EXERCISE DETAILS =>
Output the material below in its entirety, exactly as given.

RECORD LIST =>
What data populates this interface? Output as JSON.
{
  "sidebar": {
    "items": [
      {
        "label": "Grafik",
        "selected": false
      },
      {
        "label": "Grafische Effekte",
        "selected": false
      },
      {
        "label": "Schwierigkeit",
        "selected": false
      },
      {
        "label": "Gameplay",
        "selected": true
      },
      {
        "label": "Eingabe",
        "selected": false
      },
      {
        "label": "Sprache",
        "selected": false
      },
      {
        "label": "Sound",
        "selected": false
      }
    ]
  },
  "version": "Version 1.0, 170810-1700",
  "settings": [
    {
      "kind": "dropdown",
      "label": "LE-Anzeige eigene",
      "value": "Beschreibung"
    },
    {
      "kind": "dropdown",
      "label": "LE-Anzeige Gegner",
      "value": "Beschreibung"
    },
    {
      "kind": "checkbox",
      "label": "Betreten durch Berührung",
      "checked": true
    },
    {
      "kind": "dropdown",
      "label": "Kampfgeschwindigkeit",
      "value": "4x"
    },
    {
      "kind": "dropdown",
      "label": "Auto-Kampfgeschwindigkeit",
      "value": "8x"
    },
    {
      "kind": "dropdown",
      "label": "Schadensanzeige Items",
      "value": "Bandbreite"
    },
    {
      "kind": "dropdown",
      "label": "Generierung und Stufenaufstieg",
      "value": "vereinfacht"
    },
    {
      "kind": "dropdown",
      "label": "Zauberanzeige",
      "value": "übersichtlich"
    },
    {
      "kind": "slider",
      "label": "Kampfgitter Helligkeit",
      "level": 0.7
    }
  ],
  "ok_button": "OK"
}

TASK OUTPUT =>
What data populates this interface? Output as JSON.
{
  "sidebar": {
    "items": [
      {
        "label": "Grafik",
        "selected": false
      },
      {
        "label": "Grafische Effekte",
        "selected": false
      },
      {
        "label": "Schwierigkeit",
        "selected": false
      },
      {
        "label": "Gameplay",
        "selected": true
      },
      {
        "label": "Eingabe",
        "selected": false
      },
      {
        "label": "Sprache",
        "selected": false
      },
      {
        "label": "Sound",
        "selected": false
      }
    ]
  },
  "version": "Version 1.0, 170810-1700",
  "settings": [
    {
      "kind": "dropdown",
      "label": "LE-Anzeige eigene",
      "value": "Beschreibung"
    },
    {
      "kind": "dropdown",
      "label": "LE-Anzeige Gegner",
      "value": "Beschreibung"
    },
    {
      "kind": "checkbox",
      "label": "Betreten durch Berührung",
      "checked": true
    },
    {
      "kind": "dropdown",
      "label": "Kampfgeschwindigkeit",
      "value": "4x"
    },
    {
      "kind": "dropdown",
      "label": "Auto-Kampfgeschwindigkeit",
      "value": "8x"
    },
    {
      "kind": "dropdown",
      "label": "Schadensanzeige Items",
      "value": "Bandbreite"
    },
    {
      "kind": "dropdown",
      "label": "Generierung und Stufenaufstieg",
      "value": "vereinfacht"
    },
    {
      "kind": "dropdown",
      "label": "Zauberanzeige",
      "value": "übersichtlich"
    },
    {
      "kind": "slider",
      "label": "Kampfgitter Helligkeit",
      "level": 0.7
    }
  ],
  "ok_button": "OK"
}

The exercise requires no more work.